- STATED PROBLEM: Repeat all of the records verbatim.

## Begin RECORD EXCERPTS

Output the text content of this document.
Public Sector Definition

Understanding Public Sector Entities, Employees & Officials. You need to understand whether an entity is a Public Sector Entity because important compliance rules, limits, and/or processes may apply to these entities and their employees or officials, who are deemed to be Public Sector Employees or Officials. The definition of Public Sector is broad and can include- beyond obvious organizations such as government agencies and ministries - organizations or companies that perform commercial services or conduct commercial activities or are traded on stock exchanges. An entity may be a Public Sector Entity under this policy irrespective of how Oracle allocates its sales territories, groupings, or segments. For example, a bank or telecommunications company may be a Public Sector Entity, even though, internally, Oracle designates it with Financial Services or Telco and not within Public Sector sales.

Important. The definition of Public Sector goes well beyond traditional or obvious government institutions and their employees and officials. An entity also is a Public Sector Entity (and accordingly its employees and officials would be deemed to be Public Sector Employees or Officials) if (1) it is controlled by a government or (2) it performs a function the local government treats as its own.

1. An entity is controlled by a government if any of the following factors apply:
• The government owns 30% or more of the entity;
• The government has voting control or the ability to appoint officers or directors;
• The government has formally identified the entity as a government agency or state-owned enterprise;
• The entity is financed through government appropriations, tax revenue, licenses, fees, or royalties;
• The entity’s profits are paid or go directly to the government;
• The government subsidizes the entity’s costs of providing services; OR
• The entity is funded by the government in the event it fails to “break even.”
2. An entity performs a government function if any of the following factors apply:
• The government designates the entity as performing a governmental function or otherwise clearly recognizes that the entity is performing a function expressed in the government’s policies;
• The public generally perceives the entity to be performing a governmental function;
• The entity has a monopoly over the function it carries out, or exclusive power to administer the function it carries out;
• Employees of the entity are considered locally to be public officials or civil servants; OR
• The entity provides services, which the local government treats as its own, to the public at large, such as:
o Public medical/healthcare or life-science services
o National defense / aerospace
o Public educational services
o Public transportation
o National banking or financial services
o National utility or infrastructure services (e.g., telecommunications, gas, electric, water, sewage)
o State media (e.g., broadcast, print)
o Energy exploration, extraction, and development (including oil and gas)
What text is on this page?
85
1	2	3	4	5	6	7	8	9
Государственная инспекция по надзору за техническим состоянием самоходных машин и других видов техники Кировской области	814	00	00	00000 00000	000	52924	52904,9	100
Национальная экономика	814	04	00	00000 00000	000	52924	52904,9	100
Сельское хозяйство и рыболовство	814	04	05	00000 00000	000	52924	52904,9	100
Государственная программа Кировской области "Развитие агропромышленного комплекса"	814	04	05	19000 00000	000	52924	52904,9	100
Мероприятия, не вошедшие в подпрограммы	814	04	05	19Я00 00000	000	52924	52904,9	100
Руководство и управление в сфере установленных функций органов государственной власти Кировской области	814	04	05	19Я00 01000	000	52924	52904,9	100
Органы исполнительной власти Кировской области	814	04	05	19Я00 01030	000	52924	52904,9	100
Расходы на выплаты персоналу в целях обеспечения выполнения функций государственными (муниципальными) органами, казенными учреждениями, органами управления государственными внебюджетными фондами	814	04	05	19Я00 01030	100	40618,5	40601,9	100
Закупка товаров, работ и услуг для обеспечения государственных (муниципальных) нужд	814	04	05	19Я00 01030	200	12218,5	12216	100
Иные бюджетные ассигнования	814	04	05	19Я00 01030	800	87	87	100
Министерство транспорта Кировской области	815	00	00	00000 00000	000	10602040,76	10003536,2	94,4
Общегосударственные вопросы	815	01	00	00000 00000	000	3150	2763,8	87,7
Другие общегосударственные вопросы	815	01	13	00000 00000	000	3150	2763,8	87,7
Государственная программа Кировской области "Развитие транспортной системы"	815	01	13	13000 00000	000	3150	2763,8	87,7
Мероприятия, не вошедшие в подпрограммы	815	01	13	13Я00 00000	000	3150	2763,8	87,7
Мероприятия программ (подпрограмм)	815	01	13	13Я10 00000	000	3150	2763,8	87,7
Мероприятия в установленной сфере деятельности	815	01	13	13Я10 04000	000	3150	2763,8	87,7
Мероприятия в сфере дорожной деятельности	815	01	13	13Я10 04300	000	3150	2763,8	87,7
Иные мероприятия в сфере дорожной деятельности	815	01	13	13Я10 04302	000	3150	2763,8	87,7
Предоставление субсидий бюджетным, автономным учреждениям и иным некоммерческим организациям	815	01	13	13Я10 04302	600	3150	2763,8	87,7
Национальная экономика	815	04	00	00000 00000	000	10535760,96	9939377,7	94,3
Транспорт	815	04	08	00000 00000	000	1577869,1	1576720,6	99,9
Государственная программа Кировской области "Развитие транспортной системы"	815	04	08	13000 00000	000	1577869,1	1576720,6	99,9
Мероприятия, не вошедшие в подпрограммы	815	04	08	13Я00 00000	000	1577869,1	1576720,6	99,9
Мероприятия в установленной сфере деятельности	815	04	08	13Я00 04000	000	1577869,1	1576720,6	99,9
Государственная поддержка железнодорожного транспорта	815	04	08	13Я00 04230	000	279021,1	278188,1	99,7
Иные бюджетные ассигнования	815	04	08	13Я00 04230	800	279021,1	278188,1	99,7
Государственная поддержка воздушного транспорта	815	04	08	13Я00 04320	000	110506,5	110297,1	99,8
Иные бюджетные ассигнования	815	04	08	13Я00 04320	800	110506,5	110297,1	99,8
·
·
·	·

## End RECORD EXCERPTS

- REPLY TO THE TASK:
Output the text content of this document.
Public Sector Definition

Understanding Public Sector Entities, Employees & Officials. You need to understand whether an entity is a Public Sector Entity because important compliance rules, limits, and/or processes may apply to these entities and their employees or officials, who are deemed to be Public Sector Employees or Officials. The definition of Public Sector is broad and can include- beyond obvious organizations such as government agencies and ministries - organizations or companies that perform commercial services or conduct commercial activities or are traded on stock exchanges. An entity may be a Public Sector Entity under this policy irrespective of how Oracle allocates its sales territories, groupings, or segments. For example, a bank or telecommunications company may be a Public Sector Entity, even though, internally, Oracle designates it with Financial Services or Telco and not within Public Sector sales.

Important. The definition of Public Sector goes well beyond traditional or obvious government institutions and their employees and officials. An entity also is a Public Sector Entity (and accordingly its employees and officials would be deemed to be Public Sector Employees or Officials) if (1) it is controlled by a government or (2) it performs a function the local government treats as its own.

1. An entity is controlled by a government if any of the following factors apply:
• The government owns 30% or more of the entity;
• The government has voting control or the ability to appoint officers or directors;
• The government has formally identified the entity as a government agency or state-owned enterprise;
• The entity is financed through government appropriations, tax revenue, licenses, fees, or royalties;
• The entity’s profits are paid or go directly to the government;
• The government subsidizes the entity’s costs of providing services; OR
• The entity is funded by the government in the event it fails to “break even.”
2. An entity performs a government function if any of the following factors apply:
• The government designates the entity as performing a governmental function or otherwise clearly recognizes that the entity is performing a function expressed in the government’s policies;
• The public generally perceives the entity to be performing a governmental function;
• The entity has a monopoly over the function it carries out, or exclusive power to administer the function it carries out;
• Employees of the entity are considered locally to be public officials or civil servants; OR
• The entity provides services, which the local government treats as its own, to the public at large, such as:
o Public medical/healthcare or life-science services
o National defense / aerospace
o Public educational services
o Public transportation
o National banking or financial services
o National utility or infrastructure services (e.g., telecommunications, gas, electric, water, sewage)
o State media (e.g., broadcast, print)
o Energy exploration, extraction, and development (including oil and gas)
What text is on this page?
85
1	2	3	4	5	6	7	8	9
Государственная инспекция по надзору за техническим состоянием самоходных машин и других видов техники Кировской области	814	00	00	00000 00000	000	52924	52904,9	100
Национальная экономика	814	04	00	00000 00000	000	52924	52904,9	100
Сельское хозяйство и рыболовство	814	04	05	00000 00000	000	52924	52904,9	100
Государственная программа Кировской области "Развитие агропромышленного комплекса"	814	04	05	19000 00000	000	52924	52904,9	100
Мероприятия, не вошедшие в подпрограммы	814	04	05	19Я00 00000	000	52924	52904,9	100
Руководство и управление в сфере установленных функций органов государственной власти Кировской области	814	04	05	19Я00 01000	000	52924	52904,9	100
Органы исполнительной власти Кировской области	814	04	05	19Я00 01030	000	52924	52904,9	100
Расходы на выплаты персоналу в целях обеспечения выполнения функций государственными (муниципальными) органами, казенными учреждениями, органами управления государственными внебюджетными фондами	814	04	05	19Я00 01030	100	40618,5	40601,9	100
Закупка товаров, работ и услуг для обеспечения государственных (муниципальных) нужд	814	04	05	19Я00 01030	200	12218,5	12216	100
Иные бюджетные ассигнования	814	04	05	19Я00 01030	800	87	87	100
Министерство транспорта Кировской области	815	00	00	00000 00000	000	10602040,76	10003536,2	94,4
Общегосударственные вопросы	815	01	00	00000 00000	000	3150	2763,8	87,7
Другие общегосударственные вопросы	815	01	13	00000 00000	000	3150	2763,8	87,7
Государственная программа Кировской области "Развитие транспортной системы"	815	01	13	13000 00000	000	3150	2763,8	87,7
Мероприятия, не вошедшие в подпрограммы	815	01	13	13Я00 00000	000	3150	2763,8	87,7
Мероприятия программ (подпрограмм)	815	01	13	13Я10 00000	000	3150	2763,8	87,7
Мероприятия в установленной сфере деятельности	815	01	13	13Я10 04000	000	3150	2763,8	87,7
Мероприятия в сфере дорожной деятельности	815	01	13	13Я10 04300	000	3150	2763,8	87,7
Иные мероприятия в сфере дорожной деятельности	815	01	13	13Я10 04302	000	3150	2763,8	87,7
Предоставление субсидий бюджетным, автономным учреждениям и иным некоммерческим организациям	815	01	13	13Я10 04302	600	3150	2763,8	87,7
Национальная экономика	815	04	00	00000 00000	000	10535760,96	9939377,7	94,3
Транспорт	815	04	08	00000 00000	000	1577869,1	1576720,6	99,9
Государственная программа Кировской области "Развитие транспортной системы"	815	04	08	13000 00000	000	1577869,1	1576720,6	99,9
Мероприятия, не вошедшие в подпрограммы	815	04	08	13Я00 00000	000	1577869,1	1576720,6	99,9
Мероприятия в установленной сфере деятельности	815	04	08	13Я00 04000	000	1577869,1	1576720,6	99,9
Государственная поддержка железнодорожного транспорта	815	04	08	13Я00 04230	000	279021,1	278188,1	99,7
Иные бюджетные ассигнования	815	04	08	13Я00 04230	800	279021,1	278188,1	99,7
Государственная поддержка воздушного транспорта	815	04	08	13Я00 04320	000	110506,5	110297,1	99,8
Иные бюджетные ассигнования	815	04	08	13Я00 04320	800	110506,5	110297,1	99,8
·
·
·	·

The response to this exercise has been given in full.